Given problem
Gather all lines from the material that contain "screenshot".

Material for this exercise

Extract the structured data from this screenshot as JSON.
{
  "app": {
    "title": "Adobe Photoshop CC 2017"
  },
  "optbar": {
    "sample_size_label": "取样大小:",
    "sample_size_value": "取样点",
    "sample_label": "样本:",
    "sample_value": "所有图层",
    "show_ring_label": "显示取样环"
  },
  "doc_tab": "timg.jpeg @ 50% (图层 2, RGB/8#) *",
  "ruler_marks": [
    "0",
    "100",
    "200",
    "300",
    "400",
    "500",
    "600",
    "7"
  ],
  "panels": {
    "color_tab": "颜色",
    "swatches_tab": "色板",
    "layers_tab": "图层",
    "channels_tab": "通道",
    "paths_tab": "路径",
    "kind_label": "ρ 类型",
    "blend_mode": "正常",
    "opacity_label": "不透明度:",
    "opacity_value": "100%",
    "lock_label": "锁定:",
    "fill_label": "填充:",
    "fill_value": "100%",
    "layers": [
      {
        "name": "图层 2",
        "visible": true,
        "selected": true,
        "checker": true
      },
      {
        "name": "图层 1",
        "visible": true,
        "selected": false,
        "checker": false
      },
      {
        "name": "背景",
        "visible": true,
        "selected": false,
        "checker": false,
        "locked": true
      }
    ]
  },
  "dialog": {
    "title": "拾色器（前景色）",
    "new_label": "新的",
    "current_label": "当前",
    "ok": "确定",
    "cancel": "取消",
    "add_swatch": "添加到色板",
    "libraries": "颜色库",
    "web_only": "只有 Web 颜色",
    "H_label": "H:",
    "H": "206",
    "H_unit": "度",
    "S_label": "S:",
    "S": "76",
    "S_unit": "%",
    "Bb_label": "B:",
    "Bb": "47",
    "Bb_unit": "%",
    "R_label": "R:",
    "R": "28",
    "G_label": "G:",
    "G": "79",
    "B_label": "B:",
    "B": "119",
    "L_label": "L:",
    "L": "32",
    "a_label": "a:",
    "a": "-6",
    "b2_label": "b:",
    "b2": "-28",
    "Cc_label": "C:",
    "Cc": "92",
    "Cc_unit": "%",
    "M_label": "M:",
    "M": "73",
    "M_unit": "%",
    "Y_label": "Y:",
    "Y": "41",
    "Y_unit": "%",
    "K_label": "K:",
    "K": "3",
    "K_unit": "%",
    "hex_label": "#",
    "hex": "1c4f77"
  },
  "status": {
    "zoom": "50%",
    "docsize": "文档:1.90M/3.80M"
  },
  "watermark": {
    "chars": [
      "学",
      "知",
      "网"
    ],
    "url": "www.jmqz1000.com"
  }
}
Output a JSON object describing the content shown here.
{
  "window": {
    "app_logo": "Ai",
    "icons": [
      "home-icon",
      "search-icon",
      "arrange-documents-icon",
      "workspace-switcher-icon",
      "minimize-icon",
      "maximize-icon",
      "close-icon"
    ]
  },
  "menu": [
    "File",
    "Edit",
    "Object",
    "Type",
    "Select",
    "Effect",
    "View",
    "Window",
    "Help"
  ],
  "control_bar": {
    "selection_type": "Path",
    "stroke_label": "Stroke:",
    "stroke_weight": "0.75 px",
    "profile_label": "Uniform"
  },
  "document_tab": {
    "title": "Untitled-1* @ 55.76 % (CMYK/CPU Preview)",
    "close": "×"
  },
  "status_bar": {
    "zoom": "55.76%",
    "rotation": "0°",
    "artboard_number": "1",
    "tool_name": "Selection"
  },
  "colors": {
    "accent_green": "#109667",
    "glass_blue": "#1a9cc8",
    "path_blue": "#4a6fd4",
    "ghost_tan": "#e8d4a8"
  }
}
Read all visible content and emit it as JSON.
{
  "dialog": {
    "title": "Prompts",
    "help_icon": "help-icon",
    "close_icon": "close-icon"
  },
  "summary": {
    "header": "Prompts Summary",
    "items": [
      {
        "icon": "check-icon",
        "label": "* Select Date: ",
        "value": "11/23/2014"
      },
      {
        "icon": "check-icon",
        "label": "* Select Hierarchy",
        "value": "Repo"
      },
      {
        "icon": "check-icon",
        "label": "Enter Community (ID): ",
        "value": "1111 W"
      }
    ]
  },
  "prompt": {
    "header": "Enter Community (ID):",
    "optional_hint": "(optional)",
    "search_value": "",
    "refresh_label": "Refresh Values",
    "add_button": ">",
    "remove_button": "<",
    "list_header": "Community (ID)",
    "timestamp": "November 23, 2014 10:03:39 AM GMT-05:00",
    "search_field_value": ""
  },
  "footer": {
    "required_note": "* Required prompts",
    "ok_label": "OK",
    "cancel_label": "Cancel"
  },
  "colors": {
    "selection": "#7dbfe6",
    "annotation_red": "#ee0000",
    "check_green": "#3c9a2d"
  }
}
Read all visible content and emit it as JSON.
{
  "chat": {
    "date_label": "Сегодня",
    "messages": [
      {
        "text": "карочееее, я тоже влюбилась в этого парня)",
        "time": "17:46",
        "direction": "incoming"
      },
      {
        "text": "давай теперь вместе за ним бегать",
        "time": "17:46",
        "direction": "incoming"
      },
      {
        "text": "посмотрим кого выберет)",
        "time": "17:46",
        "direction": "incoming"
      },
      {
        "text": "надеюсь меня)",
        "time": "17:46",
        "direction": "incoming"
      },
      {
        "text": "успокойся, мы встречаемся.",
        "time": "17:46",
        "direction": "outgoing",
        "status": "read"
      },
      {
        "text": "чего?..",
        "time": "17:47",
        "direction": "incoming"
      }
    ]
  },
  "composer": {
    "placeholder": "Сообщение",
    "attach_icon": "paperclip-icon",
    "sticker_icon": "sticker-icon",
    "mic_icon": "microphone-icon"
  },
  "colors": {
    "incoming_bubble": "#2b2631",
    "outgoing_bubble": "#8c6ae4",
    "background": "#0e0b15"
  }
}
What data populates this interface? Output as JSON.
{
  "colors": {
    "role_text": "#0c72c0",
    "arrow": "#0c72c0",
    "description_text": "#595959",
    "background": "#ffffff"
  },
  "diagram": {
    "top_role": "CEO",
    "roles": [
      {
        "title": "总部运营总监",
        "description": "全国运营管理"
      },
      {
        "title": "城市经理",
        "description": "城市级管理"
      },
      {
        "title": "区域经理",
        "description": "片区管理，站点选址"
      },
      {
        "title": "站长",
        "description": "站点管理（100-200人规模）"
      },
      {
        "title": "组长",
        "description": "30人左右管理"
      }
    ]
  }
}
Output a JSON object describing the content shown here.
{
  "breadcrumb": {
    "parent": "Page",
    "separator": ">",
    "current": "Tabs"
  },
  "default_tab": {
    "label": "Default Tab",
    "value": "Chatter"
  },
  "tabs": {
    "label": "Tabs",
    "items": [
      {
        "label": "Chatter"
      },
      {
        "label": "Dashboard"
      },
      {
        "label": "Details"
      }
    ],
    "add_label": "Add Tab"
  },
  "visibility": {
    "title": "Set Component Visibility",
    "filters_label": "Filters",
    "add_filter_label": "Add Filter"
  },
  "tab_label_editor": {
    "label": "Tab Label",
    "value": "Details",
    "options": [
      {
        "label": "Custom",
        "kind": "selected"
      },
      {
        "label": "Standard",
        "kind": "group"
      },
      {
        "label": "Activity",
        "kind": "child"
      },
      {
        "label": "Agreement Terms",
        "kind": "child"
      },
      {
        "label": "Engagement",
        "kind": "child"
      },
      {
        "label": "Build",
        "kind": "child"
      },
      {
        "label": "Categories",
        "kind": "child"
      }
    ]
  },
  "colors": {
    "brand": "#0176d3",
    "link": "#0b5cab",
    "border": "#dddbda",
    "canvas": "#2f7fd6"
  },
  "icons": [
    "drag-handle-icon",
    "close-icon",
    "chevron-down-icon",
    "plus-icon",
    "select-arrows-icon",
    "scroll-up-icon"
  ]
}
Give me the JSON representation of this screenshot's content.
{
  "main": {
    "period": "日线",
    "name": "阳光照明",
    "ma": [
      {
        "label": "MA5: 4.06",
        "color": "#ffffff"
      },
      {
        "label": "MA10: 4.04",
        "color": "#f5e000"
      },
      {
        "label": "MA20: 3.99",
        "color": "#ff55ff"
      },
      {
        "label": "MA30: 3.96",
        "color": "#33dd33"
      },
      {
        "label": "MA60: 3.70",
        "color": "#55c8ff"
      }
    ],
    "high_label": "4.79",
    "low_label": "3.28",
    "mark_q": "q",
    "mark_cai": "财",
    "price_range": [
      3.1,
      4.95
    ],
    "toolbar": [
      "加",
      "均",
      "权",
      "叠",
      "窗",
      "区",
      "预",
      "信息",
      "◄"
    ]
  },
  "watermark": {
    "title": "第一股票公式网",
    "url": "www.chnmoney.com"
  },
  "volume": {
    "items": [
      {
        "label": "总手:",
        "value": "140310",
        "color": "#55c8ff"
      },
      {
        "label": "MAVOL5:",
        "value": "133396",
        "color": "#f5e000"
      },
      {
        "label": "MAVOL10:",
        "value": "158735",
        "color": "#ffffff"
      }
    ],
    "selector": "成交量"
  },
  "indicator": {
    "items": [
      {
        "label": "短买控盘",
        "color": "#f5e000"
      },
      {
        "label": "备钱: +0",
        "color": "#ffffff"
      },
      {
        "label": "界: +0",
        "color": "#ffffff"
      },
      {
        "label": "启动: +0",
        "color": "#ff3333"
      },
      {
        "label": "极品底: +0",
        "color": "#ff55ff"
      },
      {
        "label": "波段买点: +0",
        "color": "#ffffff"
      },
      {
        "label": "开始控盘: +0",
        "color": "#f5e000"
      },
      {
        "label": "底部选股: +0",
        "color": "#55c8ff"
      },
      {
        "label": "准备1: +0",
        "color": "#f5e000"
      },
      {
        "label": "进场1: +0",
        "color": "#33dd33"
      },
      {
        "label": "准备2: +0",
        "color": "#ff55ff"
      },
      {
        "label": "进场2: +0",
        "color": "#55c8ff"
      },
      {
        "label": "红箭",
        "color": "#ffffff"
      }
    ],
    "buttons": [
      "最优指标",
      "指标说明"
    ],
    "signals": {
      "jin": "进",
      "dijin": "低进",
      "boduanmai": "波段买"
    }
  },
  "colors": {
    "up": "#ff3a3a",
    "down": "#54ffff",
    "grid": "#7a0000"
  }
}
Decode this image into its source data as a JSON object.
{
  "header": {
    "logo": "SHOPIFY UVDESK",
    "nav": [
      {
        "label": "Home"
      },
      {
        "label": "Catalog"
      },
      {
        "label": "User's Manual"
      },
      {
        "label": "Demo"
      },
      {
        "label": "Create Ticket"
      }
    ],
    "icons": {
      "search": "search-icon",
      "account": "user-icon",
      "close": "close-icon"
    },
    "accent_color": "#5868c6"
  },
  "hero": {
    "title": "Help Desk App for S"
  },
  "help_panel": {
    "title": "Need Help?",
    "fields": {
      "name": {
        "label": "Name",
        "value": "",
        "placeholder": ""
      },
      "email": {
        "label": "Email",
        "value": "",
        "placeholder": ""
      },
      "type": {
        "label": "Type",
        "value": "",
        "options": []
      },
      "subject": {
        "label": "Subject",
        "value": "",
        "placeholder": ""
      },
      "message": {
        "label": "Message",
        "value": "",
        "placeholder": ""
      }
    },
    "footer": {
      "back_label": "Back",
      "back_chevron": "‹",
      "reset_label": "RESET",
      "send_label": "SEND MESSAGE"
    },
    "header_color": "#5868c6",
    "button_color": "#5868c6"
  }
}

Answer to the task
Extract the structured data from this screenshot as JSON.
Give me the JSON representation of this screenshot's content.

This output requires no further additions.